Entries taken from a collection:
┄┄┄┄┄┄┄┄┄┄┄┄┄┄┄┄┄┄┄┄

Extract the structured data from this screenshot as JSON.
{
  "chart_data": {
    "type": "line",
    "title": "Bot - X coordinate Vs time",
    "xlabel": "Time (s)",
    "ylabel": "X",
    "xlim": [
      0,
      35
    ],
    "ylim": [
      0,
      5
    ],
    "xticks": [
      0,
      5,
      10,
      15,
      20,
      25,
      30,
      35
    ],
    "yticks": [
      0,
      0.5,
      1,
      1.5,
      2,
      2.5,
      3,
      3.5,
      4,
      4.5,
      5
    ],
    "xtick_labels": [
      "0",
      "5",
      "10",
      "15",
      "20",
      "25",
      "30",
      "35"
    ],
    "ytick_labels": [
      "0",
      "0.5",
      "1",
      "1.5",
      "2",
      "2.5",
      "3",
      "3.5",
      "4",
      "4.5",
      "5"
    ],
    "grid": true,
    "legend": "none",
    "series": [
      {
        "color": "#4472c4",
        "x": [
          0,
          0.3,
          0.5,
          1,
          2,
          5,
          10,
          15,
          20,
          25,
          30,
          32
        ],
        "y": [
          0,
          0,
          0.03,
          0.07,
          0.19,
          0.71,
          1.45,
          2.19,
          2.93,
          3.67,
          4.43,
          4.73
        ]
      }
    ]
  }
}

┄┄┄┄┄┄┄┄┄┄┄┄┄┄┄┄┄┄┄┄

CHALLENGE »
Would you reproduce all the entries exactly?

OUTPUT OF THE EXERCISE »
Extract the structured data from this screenshot as JSON.
{
  "chart_data": {
    "type": "line",
    "title": "Bot - X coordinate Vs time",
    "xlabel": "Time (s)",
    "ylabel": "X",
    "xlim": [
      0,
      35
    ],
    "ylim": [
      0,
      5
    ],
    "xticks": [
      0,
      5,
      10,
      15,
      20,
      25,
      30,
      35
    ],
    "yticks": [
      0,
      0.5,
      1,
      1.5,
      2,
      2.5,
      3,
      3.5,
      4,
      4.5,
      5
    ],
    "xtick_labels": [
      "0",
      "5",
      "10",
      "15",
      "20",
      "25",
      "30",
      "35"
    ],
    "ytick_labels": [
      "0",
      "0.5",
      "1",
      "1.5",
      "2",
      "2.5",
      "3",
      "3.5",
      "4",
      "4.5",
      "5"
    ],
    "grid": true,
    "legend": "none",
    "series": [
      {
        "color": "#4472c4",
        "x": [
          0,
          0.3,
          0.5,
          1,
          2,
          5,
          10,
          15,
          20,
          25,
          30,
          32
        ],
        "y": [
          0,
          0,
          0.03,
          0.07,
          0.19,
          0.71,
          1.45,
          2.19,
          2.93,
          3.67,
          4.43,
          4.73
        ]
      }
    ]
  }
}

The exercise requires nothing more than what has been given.